[YOUR GOAL]:
Reproduce verbatim the entries below, from their first line up to and including the line containing "547, 46, 557]".

[INFORMATION SHOWN]:
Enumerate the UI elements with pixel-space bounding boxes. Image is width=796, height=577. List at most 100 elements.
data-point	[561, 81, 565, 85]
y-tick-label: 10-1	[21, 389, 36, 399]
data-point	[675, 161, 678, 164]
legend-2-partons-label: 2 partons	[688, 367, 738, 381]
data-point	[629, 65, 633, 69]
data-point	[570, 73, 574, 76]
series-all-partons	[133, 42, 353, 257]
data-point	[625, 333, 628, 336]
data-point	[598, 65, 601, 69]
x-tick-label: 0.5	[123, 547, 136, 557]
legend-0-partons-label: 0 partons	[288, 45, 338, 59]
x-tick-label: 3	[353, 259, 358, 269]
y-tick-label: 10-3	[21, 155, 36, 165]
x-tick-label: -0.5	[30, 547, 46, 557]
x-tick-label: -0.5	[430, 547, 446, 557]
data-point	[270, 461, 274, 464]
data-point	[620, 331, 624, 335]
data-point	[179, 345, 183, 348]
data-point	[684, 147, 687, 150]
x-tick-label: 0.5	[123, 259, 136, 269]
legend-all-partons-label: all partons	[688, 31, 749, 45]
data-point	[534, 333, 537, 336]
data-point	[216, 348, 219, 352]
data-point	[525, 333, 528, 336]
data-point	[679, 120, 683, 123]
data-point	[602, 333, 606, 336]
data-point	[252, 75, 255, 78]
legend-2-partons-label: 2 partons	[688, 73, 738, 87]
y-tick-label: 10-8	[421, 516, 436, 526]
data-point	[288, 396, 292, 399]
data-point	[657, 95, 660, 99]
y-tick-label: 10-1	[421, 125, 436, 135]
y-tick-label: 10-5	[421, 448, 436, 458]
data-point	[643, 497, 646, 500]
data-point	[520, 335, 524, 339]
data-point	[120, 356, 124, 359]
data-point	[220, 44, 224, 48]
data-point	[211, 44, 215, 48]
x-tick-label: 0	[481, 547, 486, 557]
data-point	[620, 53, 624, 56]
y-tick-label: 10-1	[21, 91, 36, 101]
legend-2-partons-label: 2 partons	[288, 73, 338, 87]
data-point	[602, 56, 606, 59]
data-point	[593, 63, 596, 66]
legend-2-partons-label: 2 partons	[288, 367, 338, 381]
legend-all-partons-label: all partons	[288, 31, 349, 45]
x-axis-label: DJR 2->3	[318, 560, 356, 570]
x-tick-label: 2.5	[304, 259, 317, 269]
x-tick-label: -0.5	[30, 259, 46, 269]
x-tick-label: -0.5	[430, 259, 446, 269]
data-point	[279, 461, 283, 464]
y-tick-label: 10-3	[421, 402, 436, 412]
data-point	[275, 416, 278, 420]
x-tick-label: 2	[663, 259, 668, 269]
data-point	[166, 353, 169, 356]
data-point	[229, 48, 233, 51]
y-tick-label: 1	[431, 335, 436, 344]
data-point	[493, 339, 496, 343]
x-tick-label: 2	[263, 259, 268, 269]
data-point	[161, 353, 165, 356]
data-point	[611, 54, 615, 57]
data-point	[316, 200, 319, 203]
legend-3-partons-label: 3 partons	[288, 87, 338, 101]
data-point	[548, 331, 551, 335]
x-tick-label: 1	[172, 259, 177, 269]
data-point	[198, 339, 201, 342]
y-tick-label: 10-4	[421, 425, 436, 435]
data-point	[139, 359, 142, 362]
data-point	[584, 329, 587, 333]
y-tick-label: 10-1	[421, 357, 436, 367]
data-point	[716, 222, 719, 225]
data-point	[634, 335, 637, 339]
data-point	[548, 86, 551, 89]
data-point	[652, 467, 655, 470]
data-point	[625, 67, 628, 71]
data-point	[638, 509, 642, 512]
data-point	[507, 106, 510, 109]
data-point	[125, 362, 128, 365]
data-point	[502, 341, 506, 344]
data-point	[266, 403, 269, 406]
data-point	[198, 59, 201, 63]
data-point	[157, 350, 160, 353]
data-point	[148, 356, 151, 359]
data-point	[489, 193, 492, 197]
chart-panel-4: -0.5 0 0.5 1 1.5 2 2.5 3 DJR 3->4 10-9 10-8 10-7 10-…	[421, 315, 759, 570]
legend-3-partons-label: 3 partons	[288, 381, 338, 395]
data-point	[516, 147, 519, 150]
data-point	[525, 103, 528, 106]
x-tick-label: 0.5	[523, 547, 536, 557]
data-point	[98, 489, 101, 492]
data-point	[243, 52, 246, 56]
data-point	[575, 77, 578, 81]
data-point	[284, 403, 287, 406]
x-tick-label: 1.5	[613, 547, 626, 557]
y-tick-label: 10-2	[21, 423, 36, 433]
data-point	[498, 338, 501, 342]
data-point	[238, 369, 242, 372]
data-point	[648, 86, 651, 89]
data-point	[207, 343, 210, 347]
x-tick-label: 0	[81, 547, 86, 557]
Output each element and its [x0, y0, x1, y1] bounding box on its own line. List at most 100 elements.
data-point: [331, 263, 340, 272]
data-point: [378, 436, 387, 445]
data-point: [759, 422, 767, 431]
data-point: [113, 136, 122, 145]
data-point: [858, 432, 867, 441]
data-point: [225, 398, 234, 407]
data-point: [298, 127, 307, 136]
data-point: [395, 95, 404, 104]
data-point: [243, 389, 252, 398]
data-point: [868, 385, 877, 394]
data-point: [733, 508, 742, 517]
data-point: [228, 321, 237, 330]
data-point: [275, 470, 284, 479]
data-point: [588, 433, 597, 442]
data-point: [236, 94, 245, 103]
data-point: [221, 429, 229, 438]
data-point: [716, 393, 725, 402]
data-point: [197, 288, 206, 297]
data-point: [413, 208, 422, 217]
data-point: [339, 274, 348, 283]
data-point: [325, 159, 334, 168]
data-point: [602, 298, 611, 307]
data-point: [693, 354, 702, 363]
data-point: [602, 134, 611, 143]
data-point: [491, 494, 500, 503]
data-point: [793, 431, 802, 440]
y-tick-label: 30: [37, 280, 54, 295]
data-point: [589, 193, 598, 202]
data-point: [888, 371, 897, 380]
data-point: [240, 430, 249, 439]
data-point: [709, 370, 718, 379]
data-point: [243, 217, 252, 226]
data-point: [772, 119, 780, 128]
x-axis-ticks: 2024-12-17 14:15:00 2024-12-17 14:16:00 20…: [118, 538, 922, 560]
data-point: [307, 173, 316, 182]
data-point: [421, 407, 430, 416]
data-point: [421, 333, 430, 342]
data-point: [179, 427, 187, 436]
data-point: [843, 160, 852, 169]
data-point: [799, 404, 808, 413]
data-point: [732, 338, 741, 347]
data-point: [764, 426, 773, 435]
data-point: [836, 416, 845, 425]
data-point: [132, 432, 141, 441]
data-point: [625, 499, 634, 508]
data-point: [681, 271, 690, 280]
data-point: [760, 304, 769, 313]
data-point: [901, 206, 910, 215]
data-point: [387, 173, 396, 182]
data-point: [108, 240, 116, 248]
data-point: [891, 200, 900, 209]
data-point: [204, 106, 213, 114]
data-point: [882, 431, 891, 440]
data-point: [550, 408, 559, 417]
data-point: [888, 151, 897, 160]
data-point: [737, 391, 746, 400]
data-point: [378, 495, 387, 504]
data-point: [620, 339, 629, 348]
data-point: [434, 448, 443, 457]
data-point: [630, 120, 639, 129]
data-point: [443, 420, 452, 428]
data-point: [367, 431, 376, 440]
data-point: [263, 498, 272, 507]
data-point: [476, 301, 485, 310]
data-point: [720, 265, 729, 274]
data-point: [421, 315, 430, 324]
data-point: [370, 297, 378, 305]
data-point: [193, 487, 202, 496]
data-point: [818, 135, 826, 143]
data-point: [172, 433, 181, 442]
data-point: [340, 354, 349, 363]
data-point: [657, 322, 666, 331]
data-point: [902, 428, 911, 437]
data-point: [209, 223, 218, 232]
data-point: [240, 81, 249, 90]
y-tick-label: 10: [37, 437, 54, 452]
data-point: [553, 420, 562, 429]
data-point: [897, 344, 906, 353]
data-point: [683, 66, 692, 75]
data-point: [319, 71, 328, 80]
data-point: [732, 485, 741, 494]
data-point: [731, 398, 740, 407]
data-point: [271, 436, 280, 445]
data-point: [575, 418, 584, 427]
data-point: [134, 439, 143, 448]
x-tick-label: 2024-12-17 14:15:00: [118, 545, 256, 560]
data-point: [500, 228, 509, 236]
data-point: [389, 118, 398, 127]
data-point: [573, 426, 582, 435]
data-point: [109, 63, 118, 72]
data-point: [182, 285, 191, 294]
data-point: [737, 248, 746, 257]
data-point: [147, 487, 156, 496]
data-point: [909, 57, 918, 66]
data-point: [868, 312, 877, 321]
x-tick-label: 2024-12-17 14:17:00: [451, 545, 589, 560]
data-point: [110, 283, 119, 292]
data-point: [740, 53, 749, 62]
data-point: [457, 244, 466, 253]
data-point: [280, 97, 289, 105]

[RESULT OF THE TASK]:
Enumerate the UI elements with pixel-space bounding boxes. Image is width=796, height=577. List at most 100 elements.
data-point	[561, 81, 565, 85]
y-tick-label: 10-1	[21, 389, 36, 399]
data-point	[675, 161, 678, 164]
legend-2-partons-label: 2 partons	[688, 367, 738, 381]
data-point	[629, 65, 633, 69]
data-point	[570, 73, 574, 76]
series-all-partons	[133, 42, 353, 257]
data-point	[625, 333, 628, 336]
data-point	[598, 65, 601, 69]
x-tick-label: 0.5	[123, 547, 136, 557]
legend-0-partons-label: 0 partons	[288, 45, 338, 59]
x-tick-label: 3	[353, 259, 358, 269]
y-tick-label: 10-3	[21, 155, 36, 165]
x-tick-label: -0.5	[30, 547, 46, 557]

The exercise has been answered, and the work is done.